--- Goal ---
In the following material, identify every line holding the string "this" and return it.

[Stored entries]
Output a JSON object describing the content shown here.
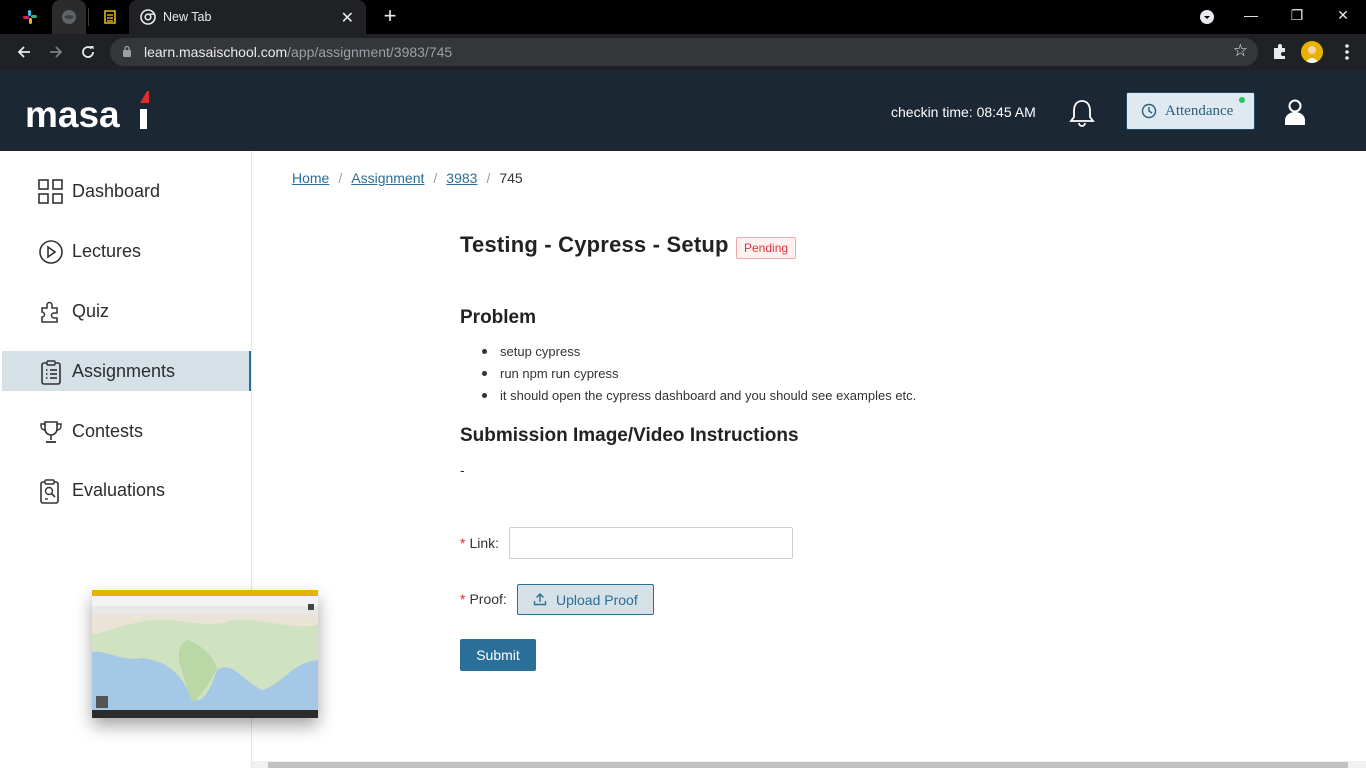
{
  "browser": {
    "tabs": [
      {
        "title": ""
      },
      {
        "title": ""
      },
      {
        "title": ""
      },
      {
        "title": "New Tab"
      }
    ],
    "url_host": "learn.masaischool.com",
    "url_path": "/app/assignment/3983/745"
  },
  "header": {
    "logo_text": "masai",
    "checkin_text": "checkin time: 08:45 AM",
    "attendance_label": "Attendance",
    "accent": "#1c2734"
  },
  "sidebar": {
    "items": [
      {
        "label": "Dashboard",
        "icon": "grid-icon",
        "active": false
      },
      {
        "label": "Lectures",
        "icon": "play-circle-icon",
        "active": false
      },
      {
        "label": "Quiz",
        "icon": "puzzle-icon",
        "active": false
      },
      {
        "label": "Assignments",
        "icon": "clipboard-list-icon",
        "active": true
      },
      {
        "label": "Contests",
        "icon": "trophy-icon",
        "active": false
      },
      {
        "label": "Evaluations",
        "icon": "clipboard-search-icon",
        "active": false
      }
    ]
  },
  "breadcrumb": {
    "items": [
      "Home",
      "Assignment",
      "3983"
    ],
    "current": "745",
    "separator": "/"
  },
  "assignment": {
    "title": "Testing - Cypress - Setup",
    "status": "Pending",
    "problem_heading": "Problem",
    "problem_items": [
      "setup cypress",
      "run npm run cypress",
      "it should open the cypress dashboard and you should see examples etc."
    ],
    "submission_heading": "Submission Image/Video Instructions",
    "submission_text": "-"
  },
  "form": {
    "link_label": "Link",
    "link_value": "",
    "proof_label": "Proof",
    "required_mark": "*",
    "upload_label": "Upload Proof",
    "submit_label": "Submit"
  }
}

==

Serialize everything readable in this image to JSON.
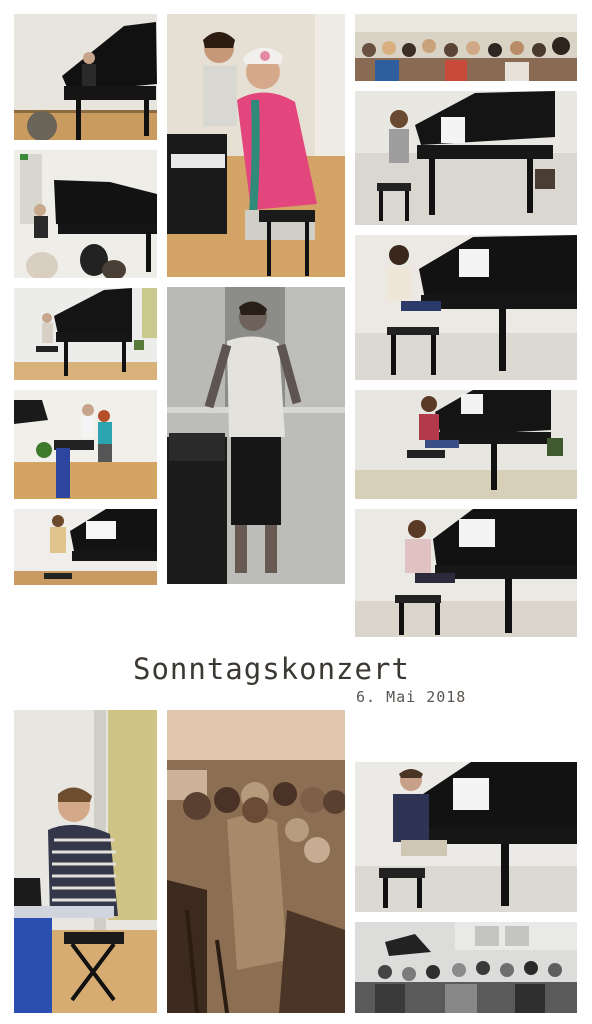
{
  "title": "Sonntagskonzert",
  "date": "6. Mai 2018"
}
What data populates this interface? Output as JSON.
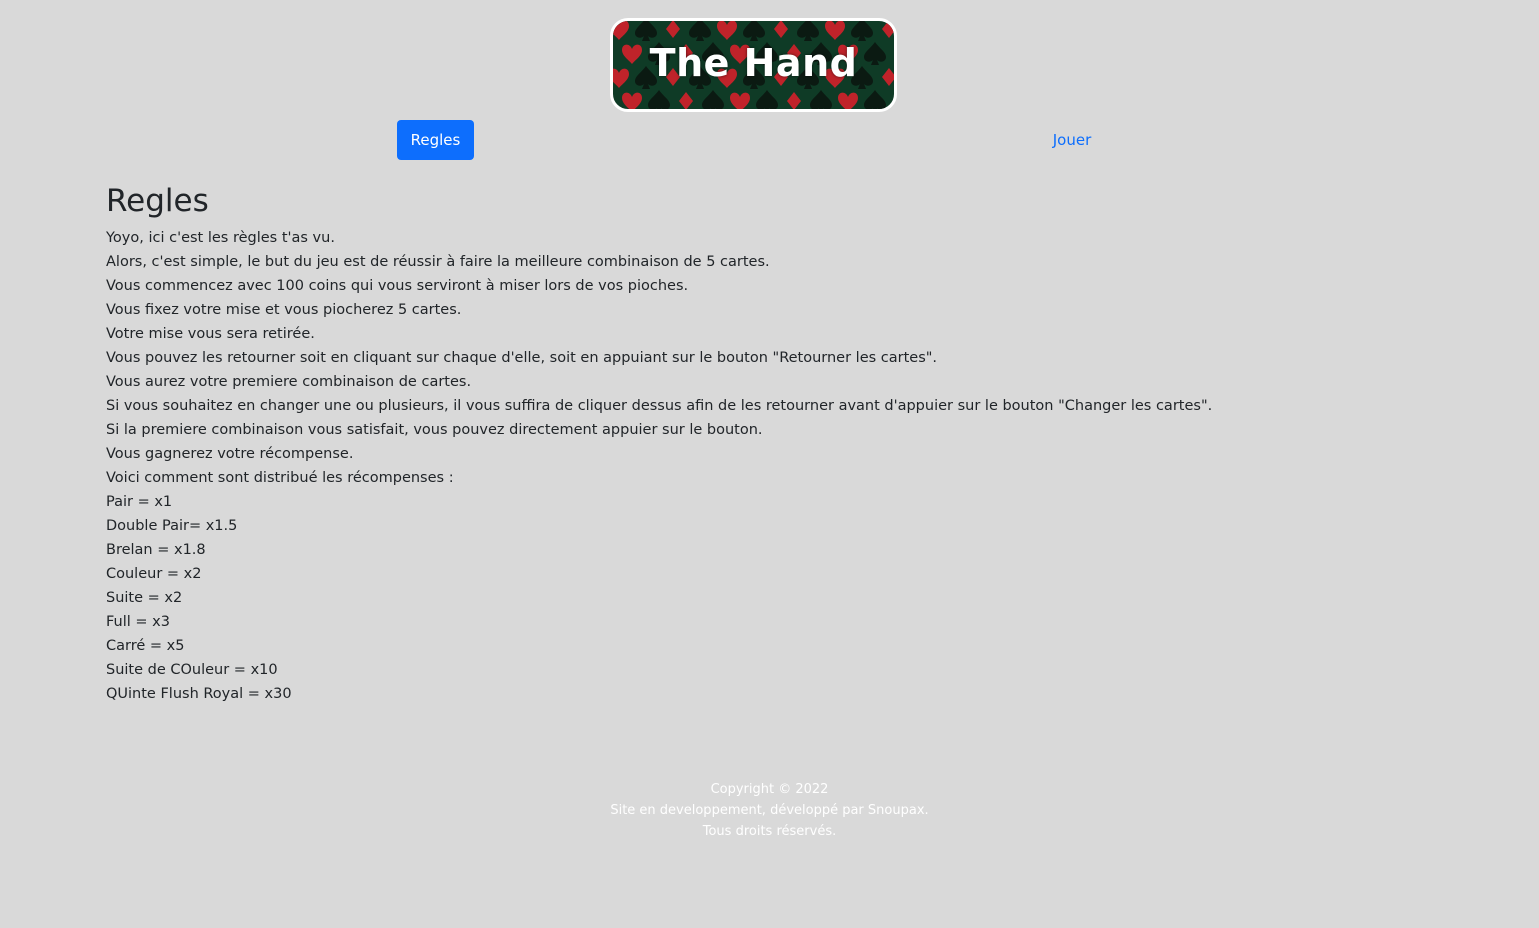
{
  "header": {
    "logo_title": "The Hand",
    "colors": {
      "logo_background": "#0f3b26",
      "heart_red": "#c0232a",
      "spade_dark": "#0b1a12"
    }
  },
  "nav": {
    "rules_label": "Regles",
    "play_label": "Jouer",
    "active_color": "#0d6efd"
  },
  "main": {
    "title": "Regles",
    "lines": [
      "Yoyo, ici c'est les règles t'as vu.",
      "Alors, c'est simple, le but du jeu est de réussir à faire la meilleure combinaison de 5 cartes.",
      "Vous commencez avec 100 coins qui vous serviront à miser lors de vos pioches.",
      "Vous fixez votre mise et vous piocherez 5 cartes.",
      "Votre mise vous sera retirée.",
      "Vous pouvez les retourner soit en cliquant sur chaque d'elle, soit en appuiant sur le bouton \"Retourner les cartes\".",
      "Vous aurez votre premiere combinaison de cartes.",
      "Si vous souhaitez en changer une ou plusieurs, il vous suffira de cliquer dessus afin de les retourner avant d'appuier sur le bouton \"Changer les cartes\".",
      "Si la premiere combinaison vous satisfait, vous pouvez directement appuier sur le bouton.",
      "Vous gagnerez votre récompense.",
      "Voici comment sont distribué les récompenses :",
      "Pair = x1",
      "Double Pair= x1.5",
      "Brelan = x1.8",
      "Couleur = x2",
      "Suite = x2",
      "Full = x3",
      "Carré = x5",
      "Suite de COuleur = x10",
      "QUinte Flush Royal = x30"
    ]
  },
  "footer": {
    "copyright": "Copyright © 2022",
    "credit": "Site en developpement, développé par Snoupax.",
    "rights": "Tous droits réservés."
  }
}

--- Response below ---
Serialize everything readable in this image to JSON.
What data populates this interface? Output as JSON.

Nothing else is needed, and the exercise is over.